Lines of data
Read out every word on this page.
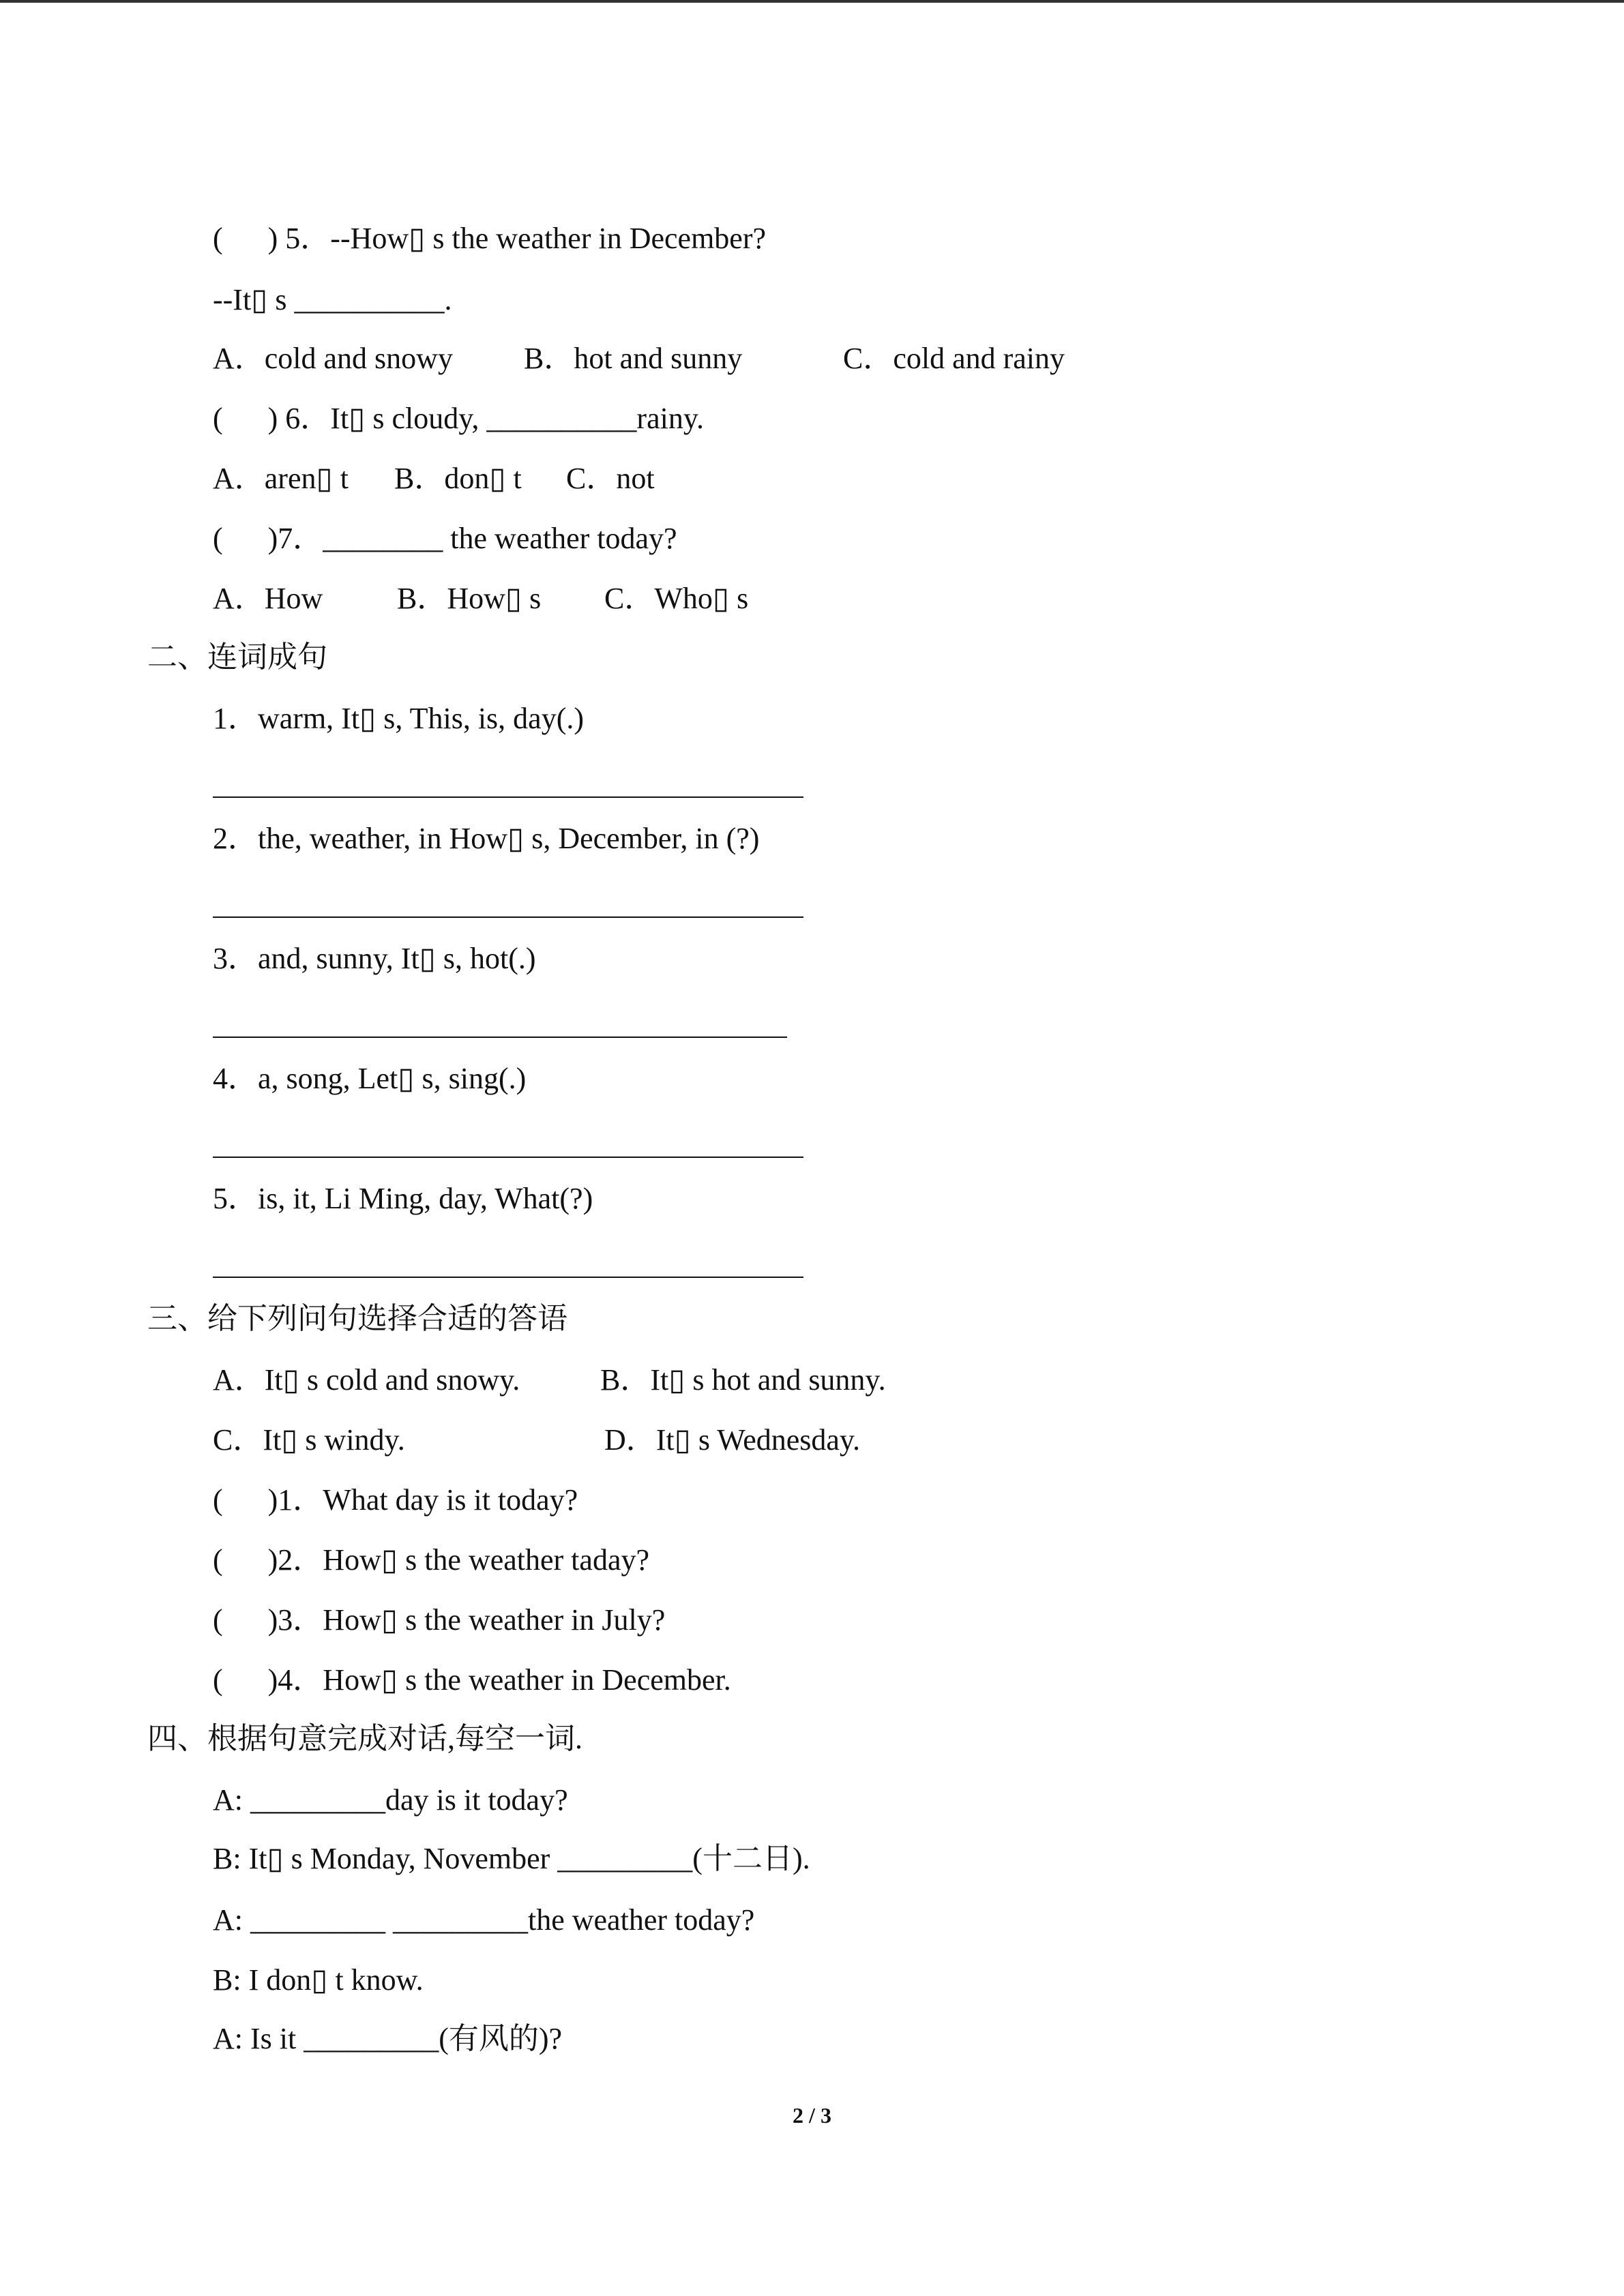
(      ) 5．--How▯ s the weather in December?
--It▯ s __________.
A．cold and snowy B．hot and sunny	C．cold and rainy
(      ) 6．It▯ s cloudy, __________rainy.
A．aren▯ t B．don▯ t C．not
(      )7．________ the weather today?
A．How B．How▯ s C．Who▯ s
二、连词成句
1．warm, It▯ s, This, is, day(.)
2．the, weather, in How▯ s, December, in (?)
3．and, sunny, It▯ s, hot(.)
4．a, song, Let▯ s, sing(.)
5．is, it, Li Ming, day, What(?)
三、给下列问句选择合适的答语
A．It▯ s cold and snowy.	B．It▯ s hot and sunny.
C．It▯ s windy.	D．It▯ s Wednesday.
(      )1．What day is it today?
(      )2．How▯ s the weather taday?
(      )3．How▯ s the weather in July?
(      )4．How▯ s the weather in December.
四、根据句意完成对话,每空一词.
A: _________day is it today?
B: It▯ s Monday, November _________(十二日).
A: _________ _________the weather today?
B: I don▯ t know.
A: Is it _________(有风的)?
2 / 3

* * *

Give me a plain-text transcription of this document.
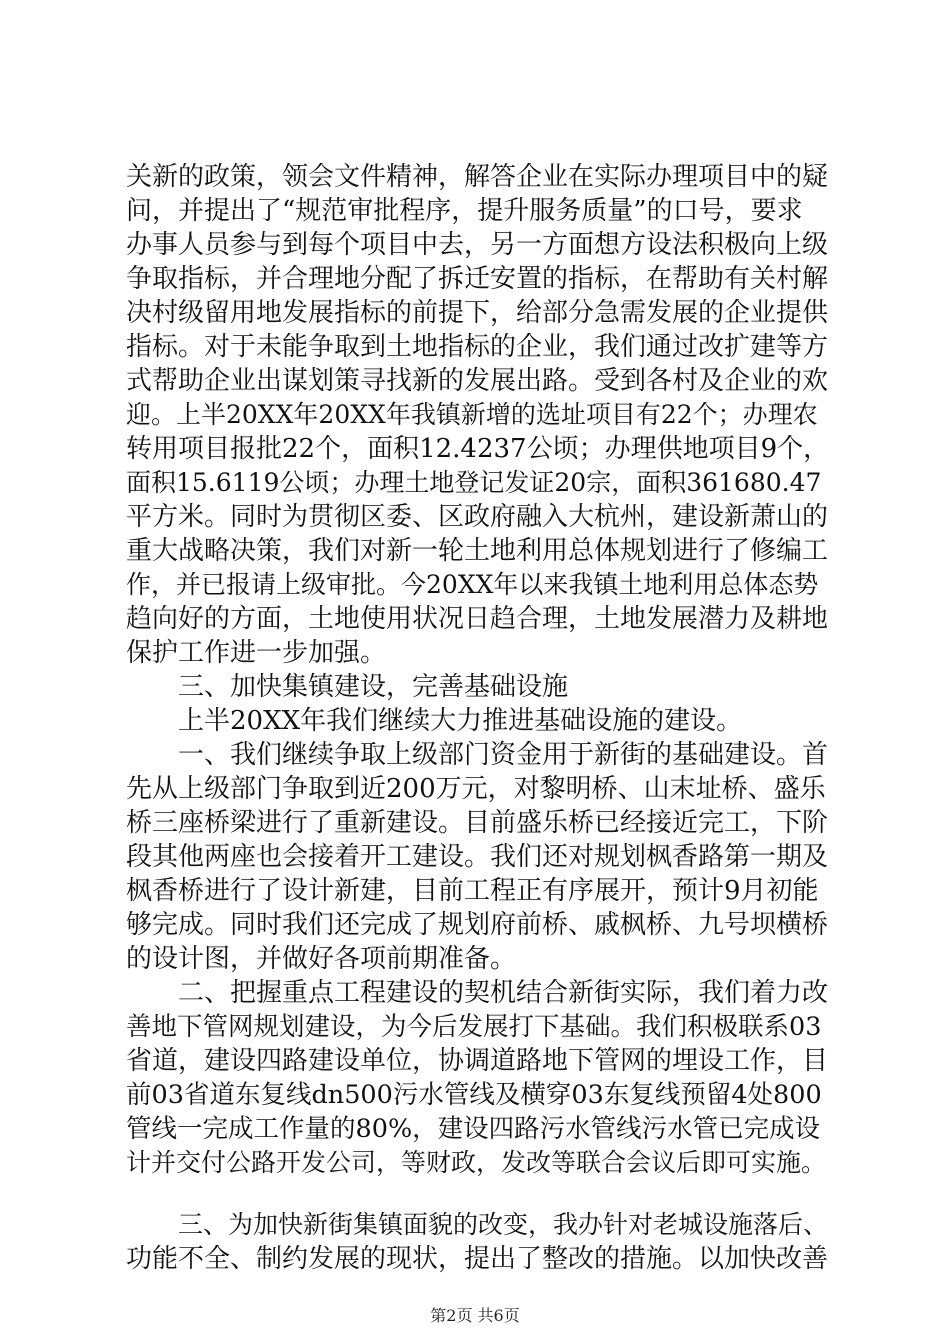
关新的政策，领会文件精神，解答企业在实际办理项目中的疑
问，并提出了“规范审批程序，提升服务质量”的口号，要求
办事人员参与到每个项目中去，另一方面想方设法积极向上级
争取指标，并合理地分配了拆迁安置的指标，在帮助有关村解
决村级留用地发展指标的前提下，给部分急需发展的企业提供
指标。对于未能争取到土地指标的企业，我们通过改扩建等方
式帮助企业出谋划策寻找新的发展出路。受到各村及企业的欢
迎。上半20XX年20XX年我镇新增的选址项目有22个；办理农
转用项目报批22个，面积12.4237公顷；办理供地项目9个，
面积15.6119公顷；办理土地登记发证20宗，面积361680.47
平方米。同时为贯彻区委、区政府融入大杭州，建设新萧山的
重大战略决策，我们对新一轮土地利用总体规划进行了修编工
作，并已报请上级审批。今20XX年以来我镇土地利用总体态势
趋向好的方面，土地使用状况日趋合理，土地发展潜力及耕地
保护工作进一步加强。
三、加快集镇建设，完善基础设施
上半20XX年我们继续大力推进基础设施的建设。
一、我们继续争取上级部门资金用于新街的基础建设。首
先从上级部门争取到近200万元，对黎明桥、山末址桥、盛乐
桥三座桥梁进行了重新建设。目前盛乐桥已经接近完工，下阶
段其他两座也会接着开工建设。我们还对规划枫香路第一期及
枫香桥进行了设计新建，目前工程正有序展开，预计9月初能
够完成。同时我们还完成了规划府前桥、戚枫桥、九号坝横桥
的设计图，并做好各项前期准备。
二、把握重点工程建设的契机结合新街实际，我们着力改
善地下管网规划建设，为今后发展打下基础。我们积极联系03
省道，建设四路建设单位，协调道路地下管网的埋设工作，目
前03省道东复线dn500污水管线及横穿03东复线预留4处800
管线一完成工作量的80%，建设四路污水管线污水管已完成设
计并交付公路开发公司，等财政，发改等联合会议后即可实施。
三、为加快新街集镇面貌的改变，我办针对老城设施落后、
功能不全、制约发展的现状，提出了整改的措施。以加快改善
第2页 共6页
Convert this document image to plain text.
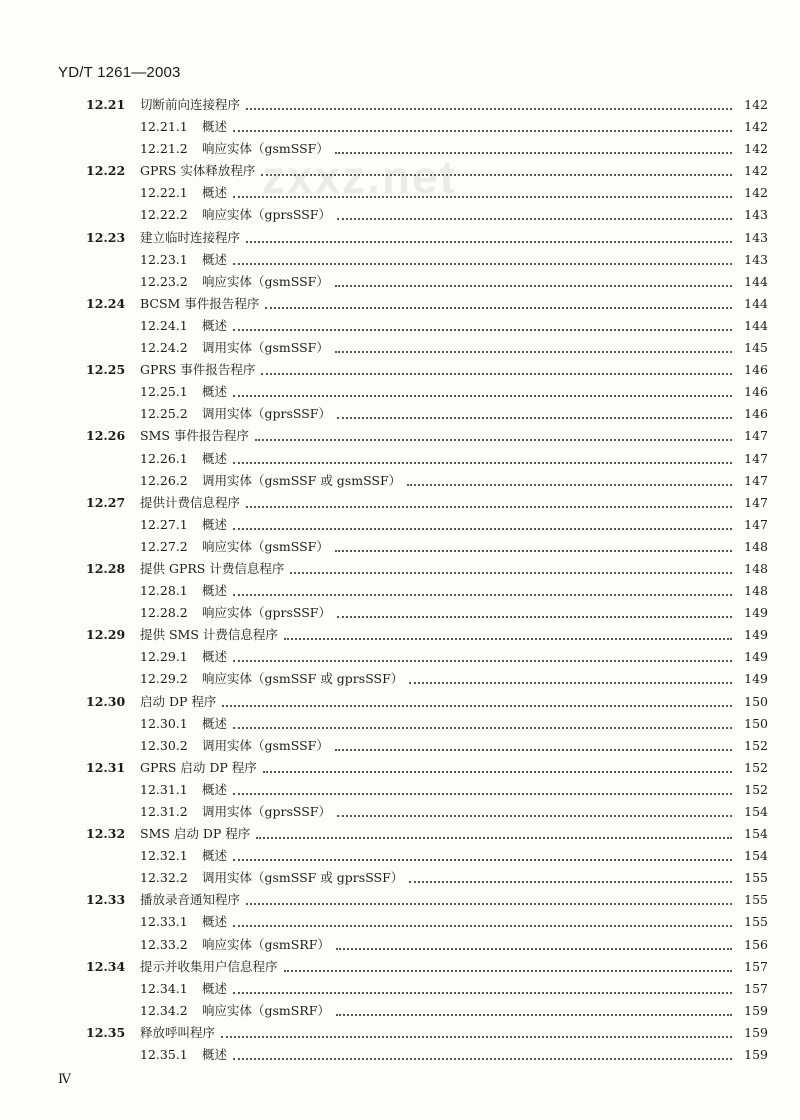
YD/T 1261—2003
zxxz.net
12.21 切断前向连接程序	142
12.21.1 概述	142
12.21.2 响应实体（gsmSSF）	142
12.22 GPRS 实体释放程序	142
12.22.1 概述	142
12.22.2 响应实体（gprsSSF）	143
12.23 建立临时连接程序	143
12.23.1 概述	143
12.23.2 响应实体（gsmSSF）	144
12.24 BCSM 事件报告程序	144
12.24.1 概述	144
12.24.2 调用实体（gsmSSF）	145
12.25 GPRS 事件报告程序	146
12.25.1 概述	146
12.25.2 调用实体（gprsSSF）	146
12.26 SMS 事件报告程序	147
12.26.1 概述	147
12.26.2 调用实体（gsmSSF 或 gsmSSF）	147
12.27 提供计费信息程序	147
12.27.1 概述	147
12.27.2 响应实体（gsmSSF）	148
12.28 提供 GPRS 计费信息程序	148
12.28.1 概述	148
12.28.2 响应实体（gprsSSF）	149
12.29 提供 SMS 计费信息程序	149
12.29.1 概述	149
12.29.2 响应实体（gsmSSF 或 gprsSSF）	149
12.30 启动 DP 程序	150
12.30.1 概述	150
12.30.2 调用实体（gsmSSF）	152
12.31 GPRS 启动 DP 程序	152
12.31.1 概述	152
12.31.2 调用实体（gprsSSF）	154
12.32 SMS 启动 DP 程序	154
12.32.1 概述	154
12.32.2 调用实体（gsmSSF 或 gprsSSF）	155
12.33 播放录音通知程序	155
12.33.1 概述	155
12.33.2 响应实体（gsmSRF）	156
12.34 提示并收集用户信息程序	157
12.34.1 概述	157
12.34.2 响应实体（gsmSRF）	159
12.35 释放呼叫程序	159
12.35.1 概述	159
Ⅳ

---

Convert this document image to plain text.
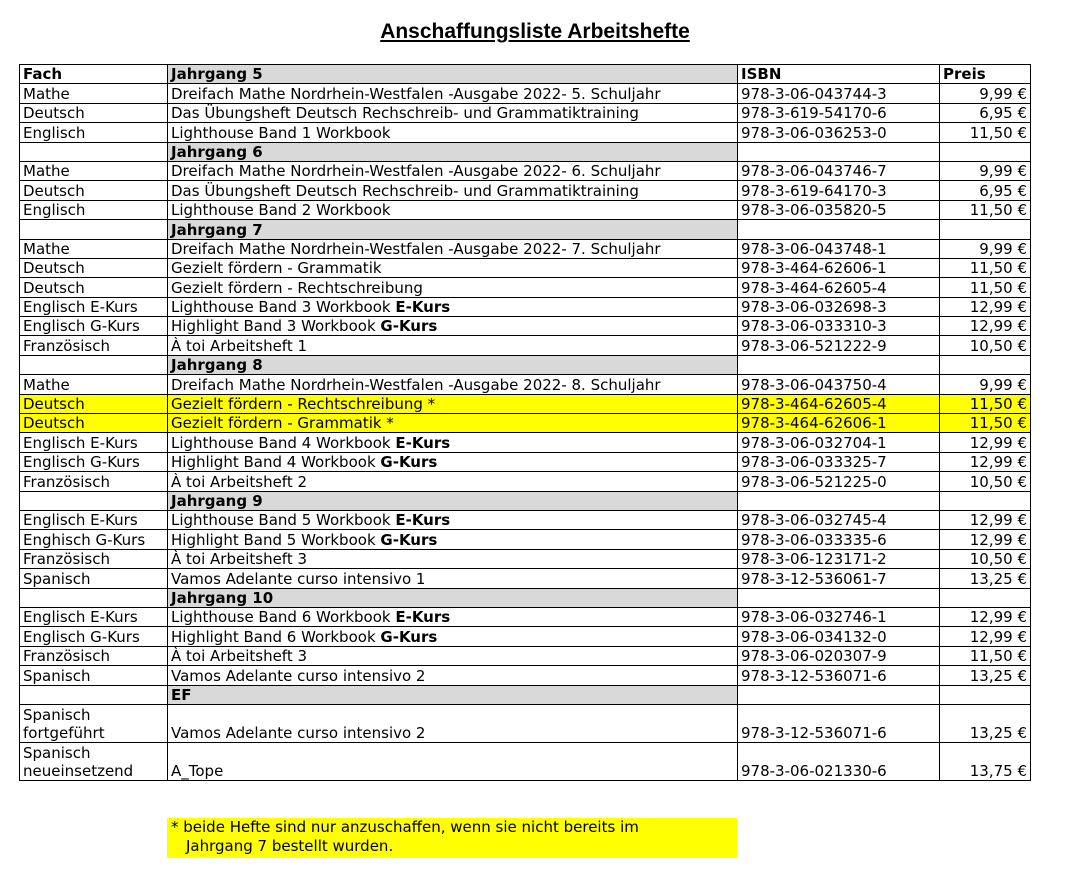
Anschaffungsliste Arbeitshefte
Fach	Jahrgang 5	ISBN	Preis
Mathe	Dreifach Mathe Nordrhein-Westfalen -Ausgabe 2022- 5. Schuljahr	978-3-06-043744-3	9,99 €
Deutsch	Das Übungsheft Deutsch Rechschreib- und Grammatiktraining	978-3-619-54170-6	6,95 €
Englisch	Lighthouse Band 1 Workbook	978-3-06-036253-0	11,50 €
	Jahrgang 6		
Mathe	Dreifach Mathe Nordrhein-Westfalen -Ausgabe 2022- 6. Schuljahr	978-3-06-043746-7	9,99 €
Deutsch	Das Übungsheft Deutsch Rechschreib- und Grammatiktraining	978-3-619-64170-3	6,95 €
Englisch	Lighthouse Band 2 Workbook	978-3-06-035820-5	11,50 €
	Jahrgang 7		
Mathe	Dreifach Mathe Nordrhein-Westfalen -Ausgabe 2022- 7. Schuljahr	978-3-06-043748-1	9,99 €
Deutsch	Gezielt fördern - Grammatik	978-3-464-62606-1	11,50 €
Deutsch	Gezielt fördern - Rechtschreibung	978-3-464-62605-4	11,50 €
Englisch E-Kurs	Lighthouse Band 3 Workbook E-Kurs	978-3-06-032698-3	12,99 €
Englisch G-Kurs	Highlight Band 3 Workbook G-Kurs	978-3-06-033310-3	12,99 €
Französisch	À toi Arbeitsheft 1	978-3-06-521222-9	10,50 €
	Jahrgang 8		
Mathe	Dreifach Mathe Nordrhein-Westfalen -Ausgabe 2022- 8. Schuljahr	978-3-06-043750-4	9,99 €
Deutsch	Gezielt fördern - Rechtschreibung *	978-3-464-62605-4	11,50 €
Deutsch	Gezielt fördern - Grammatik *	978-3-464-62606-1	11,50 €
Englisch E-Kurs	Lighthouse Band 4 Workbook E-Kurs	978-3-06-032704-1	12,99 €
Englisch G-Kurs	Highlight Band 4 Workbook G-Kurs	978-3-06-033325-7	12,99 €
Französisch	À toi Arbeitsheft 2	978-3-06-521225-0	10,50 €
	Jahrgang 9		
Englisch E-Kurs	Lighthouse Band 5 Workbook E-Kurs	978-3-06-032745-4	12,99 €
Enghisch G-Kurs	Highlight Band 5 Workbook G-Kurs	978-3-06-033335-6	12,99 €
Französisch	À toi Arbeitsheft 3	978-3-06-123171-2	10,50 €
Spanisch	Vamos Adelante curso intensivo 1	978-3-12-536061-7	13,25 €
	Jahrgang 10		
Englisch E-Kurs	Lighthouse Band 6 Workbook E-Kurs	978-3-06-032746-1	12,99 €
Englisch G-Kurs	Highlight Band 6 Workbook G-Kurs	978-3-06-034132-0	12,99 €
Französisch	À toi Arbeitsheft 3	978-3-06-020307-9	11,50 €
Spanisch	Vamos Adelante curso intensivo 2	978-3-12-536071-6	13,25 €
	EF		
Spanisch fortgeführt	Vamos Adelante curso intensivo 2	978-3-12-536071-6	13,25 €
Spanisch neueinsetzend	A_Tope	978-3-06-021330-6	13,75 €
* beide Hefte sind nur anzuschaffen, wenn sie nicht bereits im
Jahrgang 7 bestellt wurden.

EXERCISE REQUIREMENTS:
Pick out every line holding the string "gprsSSF" and return it.

TASK OUTPUT:
12.22.2 响应实体（gprsSSF）	143
12.25.2 调用实体（gprsSSF）	146
12.28.2 响应实体（gprsSSF）	149
12.29.2 响应实体（gsmSSF 或 gprsSSF）	149
12.31.2 调用实体（gprsSSF）	154
12.32.2 调用实体（gsmSSF 或 gprsSSF）	155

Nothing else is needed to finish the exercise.